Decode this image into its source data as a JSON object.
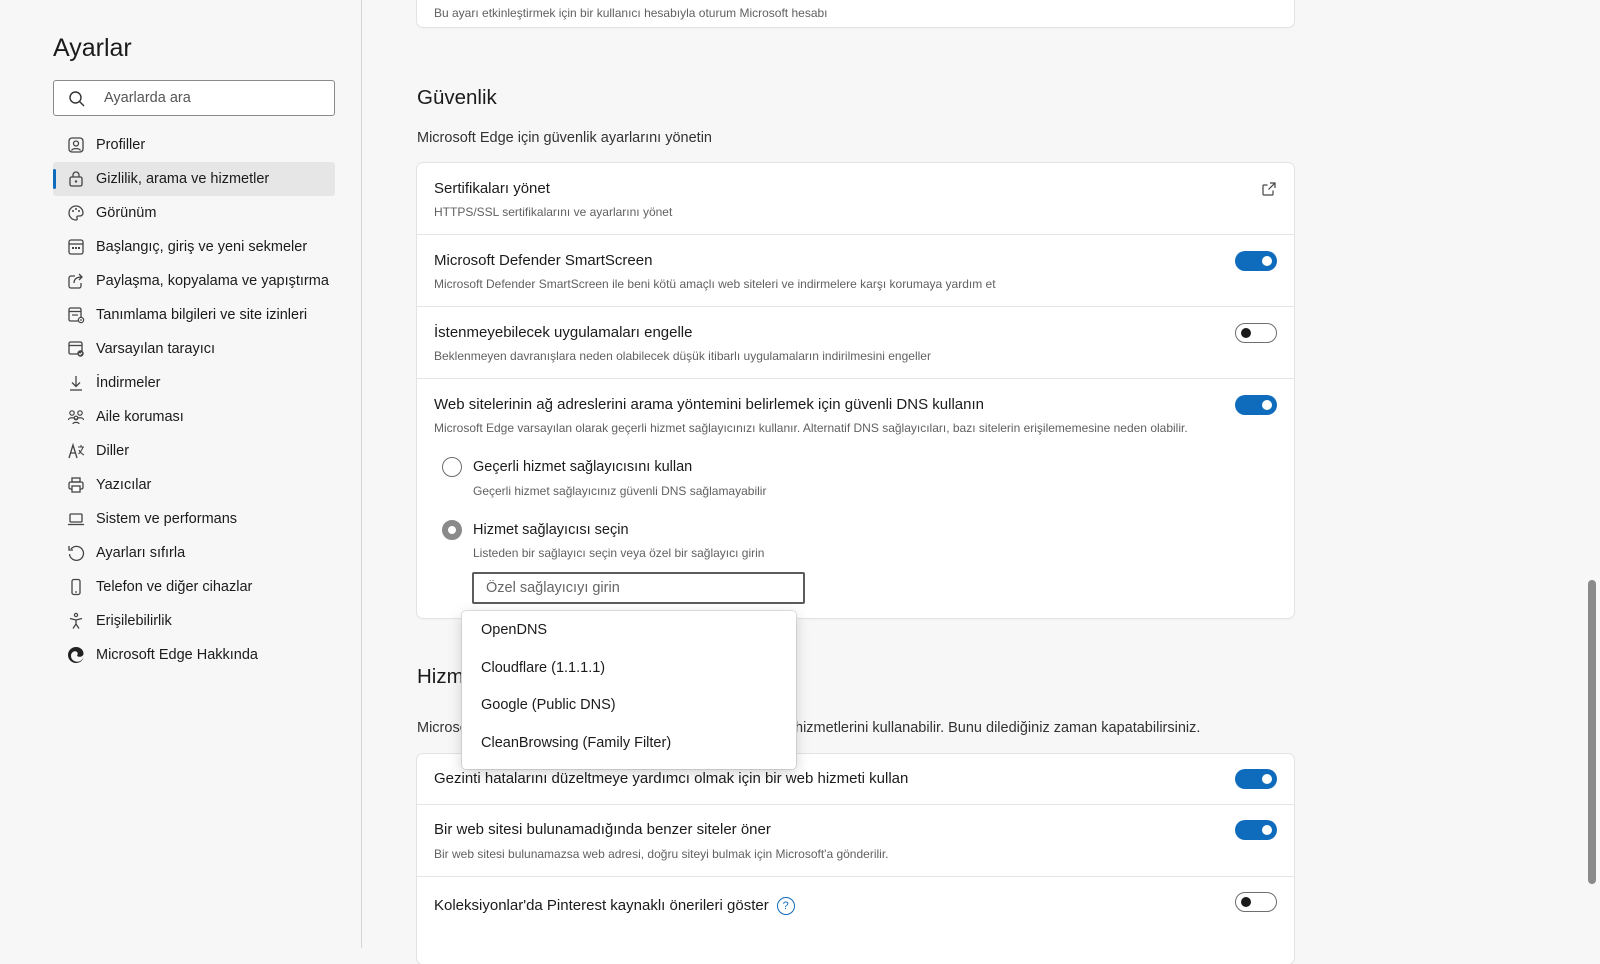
{
  "sidebar": {
    "title": "Ayarlar",
    "search_placeholder": "Ayarlarda ara",
    "items": [
      {
        "label": "Profiller",
        "icon": "profile-icon"
      },
      {
        "label": "Gizlilik, arama ve hizmetler",
        "icon": "lock-icon"
      },
      {
        "label": "Görünüm",
        "icon": "palette-icon"
      },
      {
        "label": "Başlangıç, giriş ve yeni sekmeler",
        "icon": "start-page-icon"
      },
      {
        "label": "Paylaşma, kopyalama ve yapıştırma",
        "icon": "share-icon"
      },
      {
        "label": "Tanımlama bilgileri ve site izinleri",
        "icon": "site-permissions-icon"
      },
      {
        "label": "Varsayılan tarayıcı",
        "icon": "default-browser-icon"
      },
      {
        "label": "İndirmeler",
        "icon": "download-icon"
      },
      {
        "label": "Aile koruması",
        "icon": "family-icon"
      },
      {
        "label": "Diller",
        "icon": "language-icon"
      },
      {
        "label": "Yazıcılar",
        "icon": "printer-icon"
      },
      {
        "label": "Sistem ve performans",
        "icon": "laptop-icon"
      },
      {
        "label": "Ayarları sıfırla",
        "icon": "reset-icon"
      },
      {
        "label": "Telefon ve diğer cihazlar",
        "icon": "phone-icon"
      },
      {
        "label": "Erişilebilirlik",
        "icon": "accessibility-icon"
      },
      {
        "label": "Microsoft Edge Hakkında",
        "icon": "edge-logo-icon"
      }
    ]
  },
  "top_card": {
    "desc": "Bu ayarı etkinleştirmek için bir kullanıcı hesabıyla oturum Microsoft hesabı"
  },
  "security": {
    "title": "Güvenlik",
    "desc": "Microsoft Edge için güvenlik ayarlarını yönetin",
    "certificates": {
      "title": "Sertifikaları yönet",
      "desc": "HTTPS/SSL sertifikalarını ve ayarlarını yönet"
    },
    "smartscreen": {
      "title": "Microsoft Defender SmartScreen",
      "desc": "Microsoft Defender SmartScreen ile beni kötü amaçlı web siteleri ve indirmelere karşı korumaya yardım et",
      "on": true
    },
    "pua": {
      "title": "İstenmeyebilecek uygulamaları engelle",
      "desc": "Beklenmeyen davranışlara neden olabilecek düşük itibarlı uygulamaların indirilmesini engeller",
      "on": false
    },
    "dns": {
      "title": "Web sitelerinin ağ adreslerini arama yöntemini belirlemek için güvenli DNS kullanın",
      "desc": "Microsoft Edge varsayılan olarak geçerli hizmet sağlayıcınızı kullanır. Alternatif DNS sağlayıcıları, bazı sitelerin erişilememesine neden olabilir.",
      "on": true,
      "option_current": {
        "title": "Geçerli hizmet sağlayıcısını kullan",
        "desc": "Geçerli hizmet sağlayıcınız güvenli DNS sağlamayabilir"
      },
      "option_choose": {
        "title": "Hizmet sağlayıcısı seçin",
        "desc": "Listeden bir sağlayıcı seçin veya özel bir sağlayıcı girin"
      },
      "input_placeholder": "Özel sağlayıcıyı girin",
      "dropdown_options": [
        "OpenDNS",
        "Cloudflare (1.1.1.1)",
        "Google (Public DNS)",
        "CleanBrowsing (Family Filter)"
      ]
    }
  },
  "services": {
    "title_visible": "Hizme",
    "desc_left": "Microsof",
    "desc_right": "hizmetlerini kullanabilir. Bunu dilediğiniz zaman kapatabilirsiniz.",
    "nav_errors": {
      "title": "Gezinti hatalarını düzeltmeye yardımcı olmak için bir web hizmeti kullan",
      "on": true
    },
    "similar_sites": {
      "title": "Bir web sitesi bulunamadığında benzer siteler öner",
      "desc": "Bir web sitesi bulunamazsa web adresi, doğru siteyi bulmak için Microsoft'a gönderilir.",
      "on": true
    },
    "pinterest": {
      "title": "Koleksiyonlar'da Pinterest kaynaklı önerileri göster",
      "help": "?",
      "on": false
    }
  }
}
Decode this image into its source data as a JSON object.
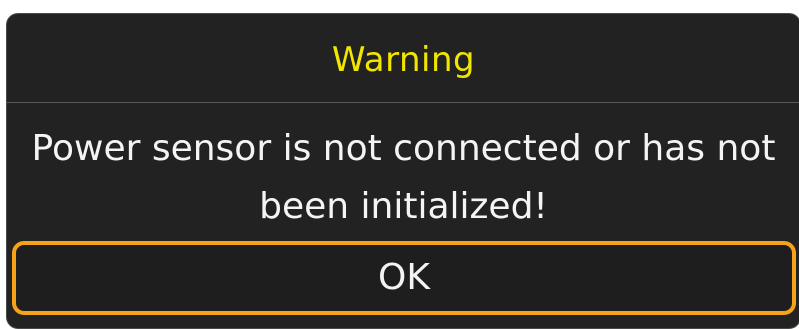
{
  "dialog": {
    "title": "Warning",
    "message_line1": "Power sensor is not connected or has not",
    "message_line2": "been initialized!",
    "ok_label": "OK"
  },
  "colors": {
    "background": "#222222",
    "title": "#f2e600",
    "text": "#f4f4f4",
    "button_border": "#f7a31a"
  }
}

----

▶ _Problem to work on_
Pictures in the records should not appear in your copy, but everything else must be transcribed exactly.

▶ _Expected answer_
Decode this image into its source data as a JSON object.
{
  "sidebar": {
    "title": "Ayarlar",
    "search_placeholder": "Ayarlarda ara",
    "items": [
      {
        "label": "Profiller",
        "icon": "profile-icon"
      },
      {
        "label": "Gizlilik, arama ve hizmetler",
        "icon": "lock-icon"
      },
      {
        "label": "Görünüm",
        "icon": "palette-icon"
      },
      {
        "label": "Başlangıç, giriş ve yeni sekmeler",
        "icon": "start-page-icon"
      },
      {
        "label": "Paylaşma, kopyalama ve yapıştırma",
        "icon": "share-icon"
      },
      {
        "label": "Tanımlama bilgileri ve site izinleri",
        "icon": "site-permissions-icon"
      },
      {
        "label": "Varsayılan tarayıcı",
        "icon": "default-browser-icon"
      },
      {
        "label": "İndirmeler",
        "icon": "download-icon"
      },
      {
        "label": "Aile koruması",
        "icon": "family-icon"
      },
      {
        "label": "Diller",
        "icon": "language-icon"
      },
      {
        "label": "Yazıcılar",
        "icon": "printer-icon"
      },
      {
        "label": "Sistem ve performans",
        "icon": "laptop-icon"
      },
      {
        "label": "Ayarları sıfırla",
        "icon": "reset-icon"
      },
      {
        "label": "Telefon ve diğer cihazlar",
        "icon": "phone-icon"
      },
      {
        "label": "Erişilebilirlik",
        "icon": "accessibility-icon"
      },
      {
        "label": "Microsoft Edge Hakkında",
        "icon": "edge-logo-icon"
      }
    ]
  },
  "top_card": {
    "desc": "Bu ayarı etkinleştirmek için bir kullanıcı hesabıyla oturum Microsoft hesabı"
  },
  "security": {
    "title": "Güvenlik",
    "desc": "Microsoft Edge için güvenlik ayarlarını yönetin",
    "certificates": {
      "title": "Sertifikaları yönet",
      "desc": "HTTPS/SSL sertifikalarını ve ayarlarını yönet"
    },
    "smartscreen": {
      "title": "Microsoft Defender SmartScreen",
      "desc": "Microsoft Defender SmartScreen ile beni kötü amaçlı web siteleri ve indirmelere karşı korumaya yardım et",
      "on": true
    },
    "pua": {
      "title": "İstenmeyebilecek uygulamaları engelle",
      "desc": "Beklenmeyen davranışlara neden olabilecek düşük itibarlı uygulamaların indirilmesini engeller",
      "on": false
    },
    "dns": {
      "title": "Web sitelerinin ağ adreslerini arama yöntemini belirlemek için güvenli DNS kullanın",
      "desc": "Microsoft Edge varsayılan olarak geçerli hizmet sağlayıcınızı kullanır. Alternatif DNS sağlayıcıları, bazı sitelerin erişilememesine neden olabilir.",
      "on": true,
      "option_current": {
        "title": "Geçerli hizmet sağlayıcısını kullan",
        "desc": "Geçerli hizmet sağlayıcınız güvenli DNS sağlamayabilir"
      },
      "option_choose": {
        "title": "Hizmet sağlayıcısı seçin",
        "desc": "Listeden bir sağlayıcı seçin veya özel bir sağlayıcı girin"
      },
      "input_placeholder": "Özel sağlayıcıyı girin",
      "dropdown_options": [
        "OpenDNS",
        "Cloudflare (1.1.1.1)",
        "Google (Public DNS)",
        "CleanBrowsing (Family Filter)"
      ]
    }
  },
  "services": {
    "title_visible": "Hizme",
    "desc_left": "Microsof",
    "desc_right": "hizmetlerini kullanabilir. Bunu dilediğiniz zaman kapatabilirsiniz.",
    "nav_errors": {
      "title": "Gezinti hatalarını düzeltmeye yardımcı olmak için bir web hizmeti kullan",
      "on": true
    },
    "similar_sites": {
      "title": "Bir web sitesi bulunamadığında benzer siteler öner",
      "desc": "Bir web sitesi bulunamazsa web adresi, doğru siteyi bulmak için Microsoft'a gönderilir.",
      "on": true
    },
    "pinterest": {
      "title": "Koleksiyonlar'da Pinterest kaynaklı önerileri göster",
      "help": "?",
      "on": false
    }
  }
}
Decode this image into its source data as a JSON object.
{
  "dialog": {
    "title": "Warning",
    "message_line1": "Power sensor is not connected or has not",
    "message_line2": "been initialized!",
    "ok_label": "OK"
  },
  "colors": {
    "background": "#222222",
    "title": "#f2e600",
    "text": "#f4f4f4",
    "button_border": "#f7a31a"
  }
}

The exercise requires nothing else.